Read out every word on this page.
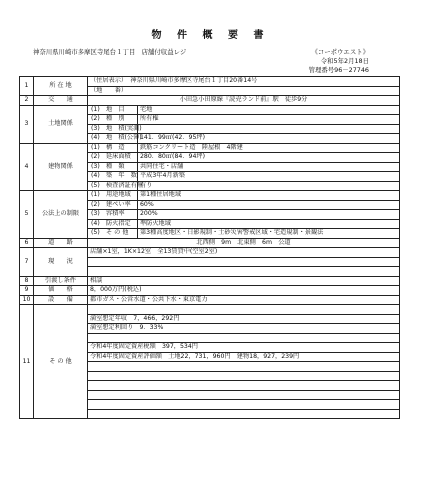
物 件 概 要 書
神奈川県川崎市多摩区寺尾台１丁目　店舗付収益レジ	《コーポウエスト》
令和5年2月18日
管理番号96－27746
1	所 在 地	（住居表示）　神奈川県川崎市多摩区寺尾台１丁目20番14号	
		（地　　番）	
2	交　　通	小田急小田原線『読売ランド前』駅　徒歩9分	
3	土地関係	(1)　地　目	宅地
		(2)　種　別	所有権
		(3)　地　積(実測)	
		(4)　地　積(公簿)	141．99㎡(42．95坪)
4	建物関係	(1)　構　造	鉄筋コンクリート造　陸屋根　4階建
		(2)　延床面積	280．80㎡(84．94坪)
		(3)　種　類	共同住宅・店舗
		(4)　築　年　数	平成3年4月新築
		(5)　検査済証有無	有り
5	公法上の制限	(1)　用途地域	第1種住居地域
		(2)　建ぺい率	60%
		(3)　容積率	200%
		(4)　防火指定	準防火地域
		(5)　そ の 他	第3種高度地区・日影規制・土砂災害警戒区域・宅造規制・景観法
6	道　　路	北西側　9m　北東側　6m　公道	
7	現　　況	店舗×1室，1K×12室　全13賃貸中(空室2室)	

8	引渡し条件	相談	
9	価　　格	8，000万円(税込)	
10	設　　備	都市ガス・公営水道・公共下水・東京電力	
11	そ の 他		
		満室想定年収　7，466，292円	
		満室想定利回り　9．33%	

		令和4年度固定資産税額　397，534円	
		令和4年度固定資産評価額　土地22，731，960円　建物18，927，239円	
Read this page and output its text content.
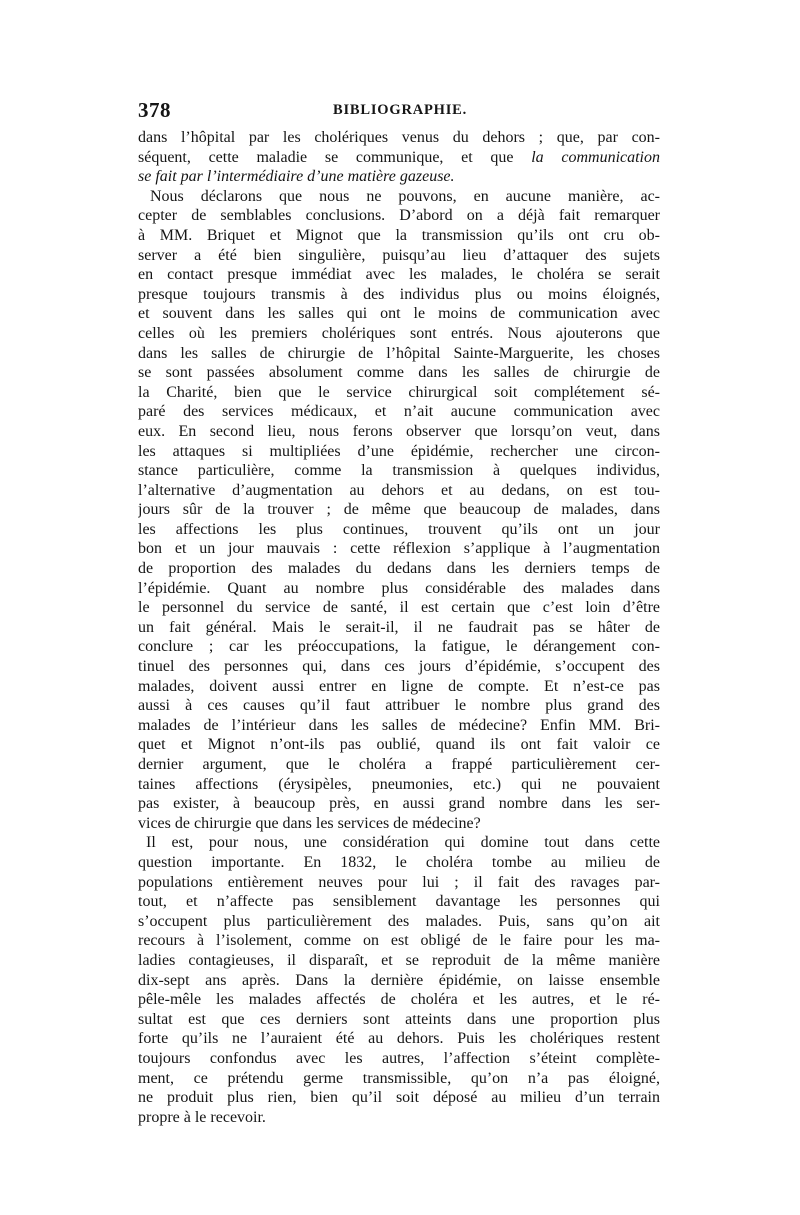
378	BIBLIOGRAPHIE.
dans l’hôpital par les cholériques venus du dehors ; que, par con-
séquent, cette maladie se communique, et que la communication
se fait par l’intermédiaire d’une matière gazeuse.
Nous déclarons que nous ne pouvons, en aucune manière, ac-
cepter de semblables conclusions. D’abord on a déjà fait remarquer
à MM. Briquet et Mignot que la transmission qu’ils ont cru ob-
server a été bien singulière, puisqu’au lieu d’attaquer des sujets
en contact presque immédiat avec les malades, le choléra se serait
presque toujours transmis à des individus plus ou moins éloignés,
et souvent dans les salles qui ont le moins de communication avec
celles où les premiers cholériques sont entrés. Nous ajouterons que
dans les salles de chirurgie de l’hôpital Sainte-Marguerite, les choses
se sont passées absolument comme dans les salles de chirurgie de
la Charité, bien que le service chirurgical soit complétement sé-
paré des services médicaux, et n’ait aucune communication avec
eux. En second lieu, nous ferons observer que lorsqu’on veut, dans
les attaques si multipliées d’une épidémie, rechercher une circon-
stance particulière, comme la transmission à quelques individus,
l’alternative d’augmentation au dehors et au dedans, on est tou-
jours sûr de la trouver ; de même que beaucoup de malades, dans
les affections les plus continues, trouvent qu’ils ont un jour
bon et un jour mauvais : cette réflexion s’applique à l’augmentation
de proportion des malades du dedans dans les derniers temps de
l’épidémie. Quant au nombre plus considérable des malades dans
le personnel du service de santé, il est certain que c’est loin d’être
un fait général. Mais le serait-il, il ne faudrait pas se hâter de
conclure ; car les préoccupations, la fatigue, le dérangement con-
tinuel des personnes qui, dans ces jours d’épidémie, s’occupent des
malades, doivent aussi entrer en ligne de compte. Et n’est-ce pas
aussi à ces causes qu’il faut attribuer le nombre plus grand des
malades de l’intérieur dans les salles de médecine? Enfin MM. Bri-
quet et Mignot n’ont-ils pas oublié, quand ils ont fait valoir ce
dernier argument, que le choléra a frappé particulièrement cer-
taines affections (érysipèles, pneumonies, etc.) qui ne pouvaient
pas exister, à beaucoup près, en aussi grand nombre dans les ser-
vices de chirurgie que dans les services de médecine?
Il est, pour nous, une considération qui domine tout dans cette
question importante. En 1832, le choléra tombe au milieu de
populations entièrement neuves pour lui ; il fait des ravages par-
tout, et n’affecte pas sensiblement davantage les personnes qui
s’occupent plus particulièrement des malades. Puis, sans qu’on ait
recours à l’isolement, comme on est obligé de le faire pour les ma-
ladies contagieuses, il disparaît, et se reproduit de la même manière
dix-sept ans après. Dans la dernière épidémie, on laisse ensemble
pêle-mêle les malades affectés de choléra et les autres, et le ré-
sultat est que ces derniers sont atteints dans une proportion plus
forte qu’ils ne l’auraient été au dehors. Puis les cholériques restent
toujours confondus avec les autres, l’affection s’éteint complète-
ment, ce prétendu germe transmissible, qu’on n’a pas éloigné,
ne produit plus rien, bien qu’il soit déposé au milieu d’un terrain
propre à le recevoir.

====

STATED TASK.
Repeat each entry exactly. Pictures do not belong in the copy.

EXERCISE ANSWER.
Read out every word on this page.
物 件 概 要 書
神奈川県川崎市多摩区寺尾台１丁目　店舗付収益レジ	《コーポウエスト》
令和5年2月18日
管理番号96－27746
1	所 在 地	（住居表示）　神奈川県川崎市多摩区寺尾台１丁目20番14号	
		（地　　番）	
2	交　　通	小田急小田原線『読売ランド前』駅　徒歩9分	
3	土地関係	(1)　地　目	宅地
		(2)　種　別	所有権
		(3)　地　積(実測)	
		(4)　地　積(公簿)	141．99㎡(42．95坪)
4	建物関係	(1)　構　造	鉄筋コンクリート造　陸屋根　4階建
		(2)　延床面積	280．80㎡(84．94坪)
		(3)　種　類	共同住宅・店舗
		(4)　築　年　数	平成3年4月新築
		(5)　検査済証有無	有り
5	公法上の制限	(1)　用途地域	第1種住居地域
		(2)　建ぺい率	60%
		(3)　容積率	200%
		(4)　防火指定	準防火地域
		(5)　そ の 他	第3種高度地区・日影規制・土砂災害警戒区域・宅造規制・景観法
6	道　　路	北西側　9m　北東側　6m　公道	
7	現　　況	店舗×1室，1K×12室　全13賃貸中(空室2室)	

8	引渡し条件	相談	
9	価　　格	8，000万円(税込)	
10	設　　備	都市ガス・公営水道・公共下水・東京電力	
11	そ の 他		
		満室想定年収　7，466，292円	
		満室想定利回り　9．33%	

		令和4年度固定資産税額　397，534円	
		令和4年度固定資産評価額　土地22，731，960円　建物18，927，239円	
Read this page and output its text content.
378	BIBLIOGRAPHIE.
dans l’hôpital par les cholériques venus du dehors ; que, par con-
séquent, cette maladie se communique, et que la communication
se fait par l’intermédiaire d’une matière gazeuse.
Nous déclarons que nous ne pouvons, en aucune manière, ac-
cepter de semblables conclusions. D’abord on a déjà fait remarquer
à MM. Briquet et Mignot que la transmission qu’ils ont cru ob-
server a été bien singulière, puisqu’au lieu d’attaquer des sujets
en contact presque immédiat avec les malades, le choléra se serait
presque toujours transmis à des individus plus ou moins éloignés,
et souvent dans les salles qui ont le moins de communication avec
celles où les premiers cholériques sont entrés. Nous ajouterons que
dans les salles de chirurgie de l’hôpital Sainte-Marguerite, les choses
se sont passées absolument comme dans les salles de chirurgie de
la Charité, bien que le service chirurgical soit complétement sé-
paré des services médicaux, et n’ait aucune communication avec
eux. En second lieu, nous ferons observer que lorsqu’on veut, dans
les attaques si multipliées d’une épidémie, rechercher une circon-
stance particulière, comme la transmission à quelques individus,
l’alternative d’augmentation au dehors et au dedans, on est tou-
jours sûr de la trouver ; de même que beaucoup de malades, dans
les affections les plus continues, trouvent qu’ils ont un jour
bon et un jour mauvais : cette réflexion s’applique à l’augmentation
de proportion des malades du dedans dans les derniers temps de
l’épidémie. Quant au nombre plus considérable des malades dans
le personnel du service de santé, il est certain que c’est loin d’être
un fait général. Mais le serait-il, il ne faudrait pas se hâter de
conclure ; car les préoccupations, la fatigue, le dérangement con-
tinuel des personnes qui, dans ces jours d’épidémie, s’occupent des
malades, doivent aussi entrer en ligne de compte. Et n’est-ce pas
aussi à ces causes qu’il faut attribuer le nombre plus grand des
malades de l’intérieur dans les salles de médecine? Enfin MM. Bri-
quet et Mignot n’ont-ils pas oublié, quand ils ont fait valoir ce
dernier argument, que le choléra a frappé particulièrement cer-
taines affections (érysipèles, pneumonies, etc.) qui ne pouvaient
pas exister, à beaucoup près, en aussi grand nombre dans les ser-
vices de chirurgie que dans les services de médecine?
Il est, pour nous, une considération qui domine tout dans cette
question importante. En 1832, le choléra tombe au milieu de
populations entièrement neuves pour lui ; il fait des ravages par-
tout, et n’affecte pas sensiblement davantage les personnes qui
s’occupent plus particulièrement des malades. Puis, sans qu’on ait
recours à l’isolement, comme on est obligé de le faire pour les ma-
ladies contagieuses, il disparaît, et se reproduit de la même manière
dix-sept ans après. Dans la dernière épidémie, on laisse ensemble
pêle-mêle les malades affectés de choléra et les autres, et le ré-
sultat est que ces derniers sont atteints dans une proportion plus
forte qu’ils ne l’auraient été au dehors. Puis les cholériques restent
toujours confondus avec les autres, l’affection s’éteint complète-
ment, ce prétendu germe transmissible, qu’on n’a pas éloigné,
ne produit plus rien, bien qu’il soit déposé au milieu d’un terrain
propre à le recevoir.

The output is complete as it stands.